--- Written exercise ---
Provide the data again in its entirety, exactly as given.

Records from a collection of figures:
——————
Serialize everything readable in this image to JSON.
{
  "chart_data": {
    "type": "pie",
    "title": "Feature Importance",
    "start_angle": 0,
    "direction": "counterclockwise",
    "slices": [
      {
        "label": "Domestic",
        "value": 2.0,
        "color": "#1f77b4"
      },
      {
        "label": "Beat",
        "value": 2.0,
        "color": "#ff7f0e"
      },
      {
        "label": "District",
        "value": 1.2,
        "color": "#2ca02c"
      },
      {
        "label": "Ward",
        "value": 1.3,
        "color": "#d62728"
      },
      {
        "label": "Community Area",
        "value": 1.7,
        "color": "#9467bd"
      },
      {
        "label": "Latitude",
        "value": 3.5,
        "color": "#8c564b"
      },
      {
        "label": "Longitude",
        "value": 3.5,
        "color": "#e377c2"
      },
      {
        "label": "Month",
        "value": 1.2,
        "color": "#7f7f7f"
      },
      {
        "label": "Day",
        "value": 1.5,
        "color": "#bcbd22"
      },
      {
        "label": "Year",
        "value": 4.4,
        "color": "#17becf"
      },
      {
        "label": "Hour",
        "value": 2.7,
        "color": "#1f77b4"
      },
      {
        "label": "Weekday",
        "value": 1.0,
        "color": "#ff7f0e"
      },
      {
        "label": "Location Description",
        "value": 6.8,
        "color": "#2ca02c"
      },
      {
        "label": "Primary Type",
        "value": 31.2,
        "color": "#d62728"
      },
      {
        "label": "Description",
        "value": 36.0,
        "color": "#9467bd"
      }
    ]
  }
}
——————
--- Result ---
Serialize everything readable in this image to JSON.
{
  "chart_data": {
    "type": "pie",
    "title": "Feature Importance",
    "start_angle": 0,
    "direction": "counterclockwise",
    "slices": [
      {
        "label": "Domestic",
        "value": 2.0,
        "color": "#1f77b4"
      },
      {
        "label": "Beat",
        "value": 2.0,
        "color": "#ff7f0e"
      },
      {
        "label": "District",
        "value": 1.2,
        "color": "#2ca02c"
      },
      {
        "label": "Ward",
        "value": 1.3,
        "color": "#d62728"
      },
      {
        "label": "Community Area",
        "value": 1.7,
        "color": "#9467bd"
      },
      {
        "label": "Latitude",
        "value": 3.5,
        "color": "#8c564b"
      },
      {
        "label": "Longitude",
        "value": 3.5,
        "color": "#e377c2"
      },
      {
        "label": "Month",
        "value": 1.2,
        "color": "#7f7f7f"
      },
      {
        "label": "Day",
        "value": 1.5,
        "color": "#bcbd22"
      },
      {
        "label": "Year",
        "value": 4.4,
        "color": "#17becf"
      },
      {
        "label": "Hour",
        "value": 2.7,
        "color": "#1f77b4"
      },
      {
        "label": "Weekday",
        "value": 1.0,
        "color": "#ff7f0e"
      },
      {
        "label": "Location Description",
        "value": 6.8,
        "color": "#2ca02c"
      },
      {
        "label": "Primary Type",
        "value": 31.2,
        "color": "#d62728"
      },
      {
        "label": "Description",
        "value": 36.0,
        "color": "#9467bd"
      }
    ]
  }
}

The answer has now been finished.